*RAW RECORDS:*
┄┄┄┄┄┄┄┄┄┄┄┄┄┄┄┄┄┄┄┄

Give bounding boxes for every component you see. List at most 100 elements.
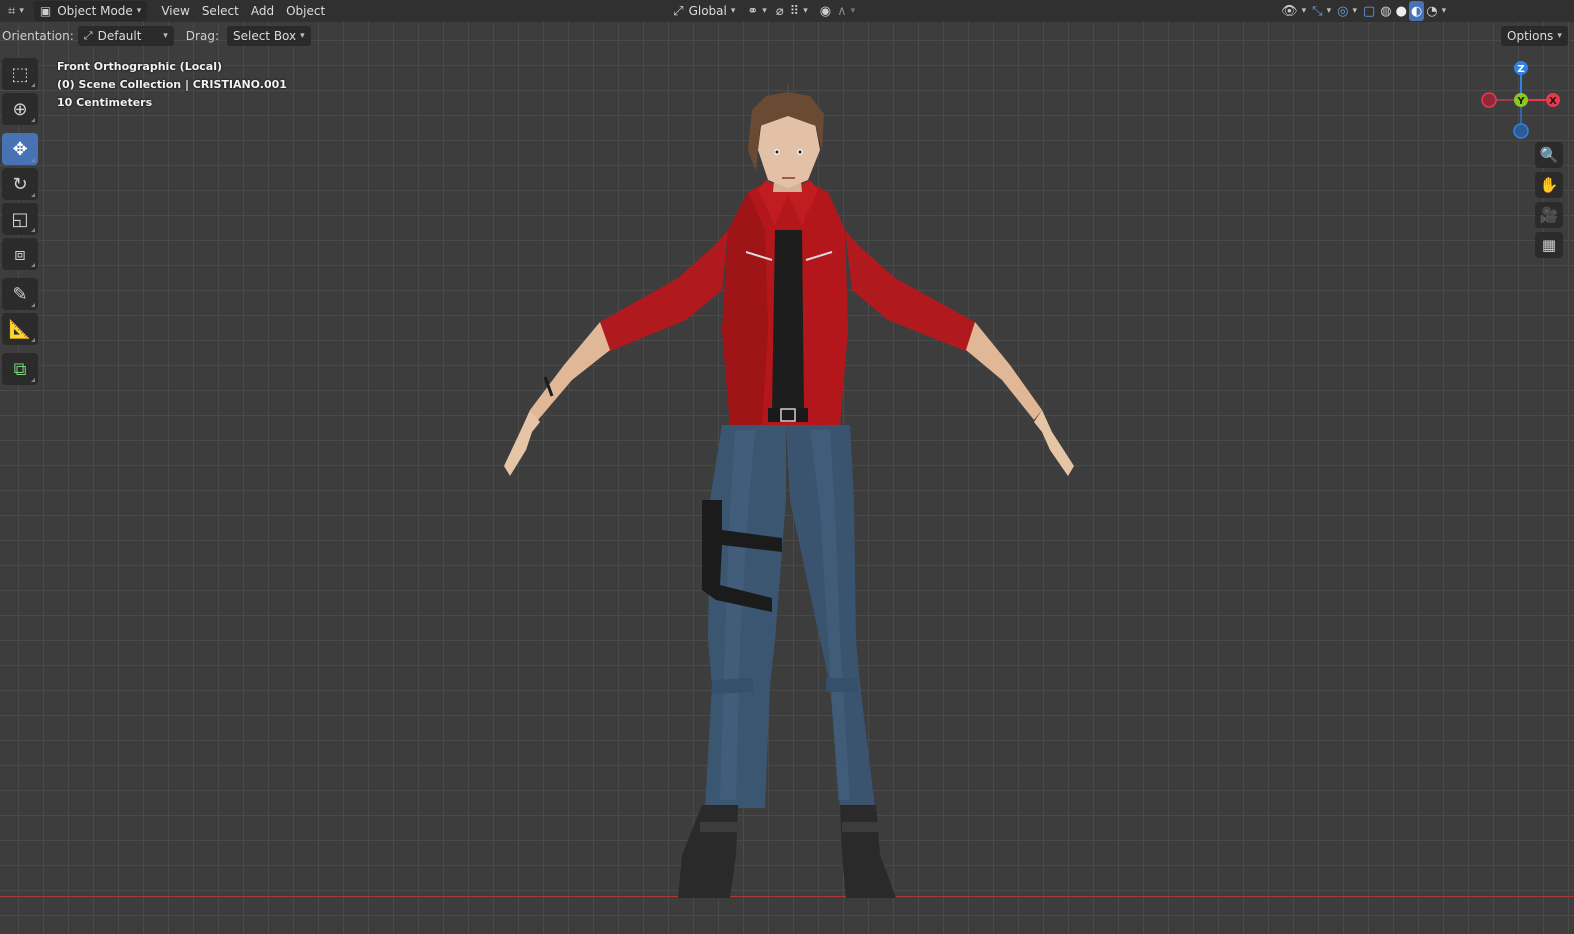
rendered-shading-button[interactable]: ◔ ▾ — [1424, 1, 1448, 21]
object-mode-icon: ▣ — [39, 4, 52, 18]
measure-tool[interactable]: 📐 — [2, 313, 38, 345]
character-model[interactable] — [490, 80, 1090, 902]
visibility-icon: 👁 — [1281, 3, 1298, 19]
chevron-down-icon: ▾ — [850, 6, 856, 16]
transform-tool[interactable]: ⧈ — [2, 238, 38, 270]
options-dropdown[interactable]: Options ▾ — [1501, 26, 1568, 46]
chevron-down-icon: ▾ — [1557, 31, 1562, 41]
menu-select[interactable]: Select — [196, 1, 245, 21]
rendered-shading-icon: ◔ — [1426, 3, 1438, 19]
chevron-down-icon: ▾ — [19, 6, 24, 16]
add-cube-tool[interactable]: ⧉ — [2, 353, 38, 385]
options-label: Options — [1507, 29, 1554, 43]
select-box-icon: ⬚ — [11, 63, 29, 85]
move-tool[interactable]: ✥ — [2, 133, 38, 165]
snap-toggle[interactable]: ⌀ — [773, 1, 787, 21]
mode-dropdown[interactable]: ▣ Object Mode ▾ — [33, 1, 148, 21]
xray-toggle[interactable]: ▢ — [1360, 1, 1378, 21]
drag-dropdown[interactable]: Select Box ▾ — [226, 26, 311, 46]
snap-icon: ⌀ — [775, 3, 784, 19]
transform-icon: ⧈ — [14, 243, 26, 265]
wireframe-shading-icon: ◍ — [1380, 3, 1392, 19]
drag-label: Drag: — [185, 29, 219, 43]
menu-view[interactable]: View — [155, 1, 195, 21]
rotate-tool[interactable]: ↻ — [2, 168, 38, 200]
snap-target-button[interactable]: ⠿ ▾ — [787, 1, 811, 21]
editor-type-button[interactable]: ⌗ ▾ — [2, 1, 30, 21]
overlay-toggle[interactable]: ◎ ▾ — [1334, 1, 1360, 21]
gizmo-x-label: X — [1549, 96, 1557, 107]
select-box-tool[interactable]: ⬚ — [2, 58, 38, 90]
move-icon: ✥ — [12, 138, 28, 160]
chevron-down-icon: ▾ — [1352, 6, 1357, 16]
editor-type-icon: ⌗ — [8, 3, 16, 19]
chevron-down-icon: ▾ — [1301, 6, 1307, 16]
scale-tool[interactable]: ◱ — [2, 203, 38, 235]
3d-viewport[interactable] — [0, 0, 1574, 934]
gizmo-toggle[interactable]: ⤡ ▾ — [1309, 1, 1334, 21]
annotate-icon: ✎ — [12, 283, 28, 305]
chevron-down-icon: ▾ — [163, 31, 168, 41]
falloff-icon: ∧ — [837, 3, 847, 19]
mode-label: Object Mode — [57, 4, 133, 18]
measure-icon: 📐 — [8, 318, 32, 340]
add-cube-icon: ⧉ — [13, 358, 27, 380]
wireframe-shading-button[interactable]: ◍ — [1378, 1, 1393, 21]
viewport-header: ⌗ ▾ ▣ Object Mode ▾ View Select Add Object… — [0, 0, 1574, 22]
chevron-down-icon: ▾ — [300, 31, 305, 41]
orientation-value: Default — [97, 29, 142, 43]
chevron-down-icon: ▾ — [136, 6, 142, 16]
gizmo-neg-x[interactable] — [1481, 92, 1497, 108]
viewport-info: Front Orthographic (Local) (0) Scene Col… — [57, 58, 287, 112]
visibility-button[interactable]: 👁 ▾ — [1278, 1, 1309, 21]
grid-scale: 10 Centimeters — [57, 96, 153, 109]
navigation-gizmo[interactable]: Z X Y — [1480, 58, 1564, 142]
ortho-toggle-button[interactable]: ▦ — [1535, 232, 1563, 258]
pan-button[interactable]: ✋ — [1535, 172, 1563, 198]
menu-add[interactable]: Add — [245, 1, 280, 21]
ortho-grid-icon: ▦ — [1541, 236, 1557, 254]
orientation-icon: ⤢ — [673, 3, 684, 19]
tool-settings-bar: Orientation: ⤢ Default ▾ Drag: Select Bo… — [0, 24, 1574, 48]
gizmo-z-label: Z — [1517, 64, 1524, 75]
gizmo-neg-z[interactable] — [1513, 123, 1529, 139]
rotate-icon: ↻ — [12, 173, 28, 195]
gizmo-icon: ⤡ — [1312, 3, 1323, 19]
orientation-dropdown[interactable]: ⤢ Default ▾ — [77, 26, 174, 46]
transform-orientation-label: Global — [688, 4, 727, 18]
annotate-tool[interactable]: ✎ — [2, 278, 38, 310]
orientation-label: Orientation: — [2, 29, 74, 43]
chevron-down-icon: ▾ — [730, 6, 736, 16]
pan-hand-icon: ✋ — [1539, 176, 1559, 194]
collection-info: (0) Scene Collection | CRISTIANO.001 — [57, 78, 287, 91]
gizmo-y-label: Y — [1516, 96, 1525, 107]
scale-icon: ◱ — [11, 208, 29, 230]
material-shading-icon: ◐ — [1410, 3, 1423, 19]
orientation-axis-icon: ⤢ — [83, 29, 93, 42]
cursor-tool[interactable]: ⊕ — [2, 93, 38, 125]
pivot-button[interactable]: ⚭ ▾ — [741, 1, 772, 21]
material-shading-button[interactable]: ◐ — [1408, 1, 1425, 21]
camera-icon: 🎥 — [1539, 206, 1559, 224]
zoom-icon: 🔍 — [1539, 146, 1559, 164]
proportional-edit-icon: ◉ — [819, 3, 832, 19]
menu-object[interactable]: Object — [280, 1, 331, 21]
pivot-icon: ⚭ — [747, 3, 759, 19]
chevron-down-icon: ▾ — [1326, 6, 1332, 16]
overlay-icon: ◎ — [1337, 3, 1349, 19]
solid-shading-button[interactable]: ● — [1394, 1, 1409, 21]
camera-view-button[interactable]: 🎥 — [1535, 202, 1563, 228]
zoom-button[interactable]: 🔍 — [1535, 142, 1563, 168]
solid-shading-icon: ● — [1395, 3, 1407, 19]
blender-app: ⌗ ▾ ▣ Object Mode ▾ View Select Add Object… — [0, 0, 1574, 934]
chevron-down-icon: ▾ — [1441, 6, 1447, 16]
view-name: Front Orthographic (Local) — [57, 60, 223, 73]
xray-icon: ▢ — [1362, 3, 1376, 19]
drag-value: Select Box — [232, 29, 297, 43]
transform-orientation-dropdown[interactable]: ⤢ Global ▾ — [667, 1, 741, 21]
chevron-down-icon: ▾ — [762, 6, 767, 16]
cursor-icon: ⊕ — [12, 98, 28, 120]
snap-grid-icon: ⠿ — [789, 3, 800, 19]
falloff-button[interactable]: ∧ ▾ — [834, 1, 858, 21]
proportional-edit-toggle[interactable]: ◉ — [817, 1, 834, 21]
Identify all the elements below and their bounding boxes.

┄┄┄┄┄┄┄┄┄┄┄┄┄┄┄┄┄┄┄┄

*DO THIS:*
Copy out the rows from the line holding "rendered-shading-button[interactable]: ◔ ▾" through the line holding "rendered-shading-icon: ◔ —", inclusive, reproducing each one character for character.

*SOLUTION FOR THIS PROBLEM:*
rendered-shading-button[interactable]: ◔ ▾ — [1424, 1, 1448, 21]
object-mode-icon: ▣ — [39, 4, 52, 18]
measure-tool[interactable]: 📐 — [2, 313, 38, 345]
character-model[interactable] — [490, 80, 1090, 902]
visibility-icon: 👁 — [1281, 3, 1298, 19]
chevron-down-icon: ▾ — [850, 6, 856, 16]
transform-tool[interactable]: ⧈ — [2, 238, 38, 270]
options-dropdown[interactable]: Options ▾ — [1501, 26, 1568, 46]
chevron-down-icon: ▾ — [1557, 31, 1562, 41]
menu-select[interactable]: Select — [196, 1, 245, 21]
rendered-shading-icon: ◔ — [1426, 3, 1438, 19]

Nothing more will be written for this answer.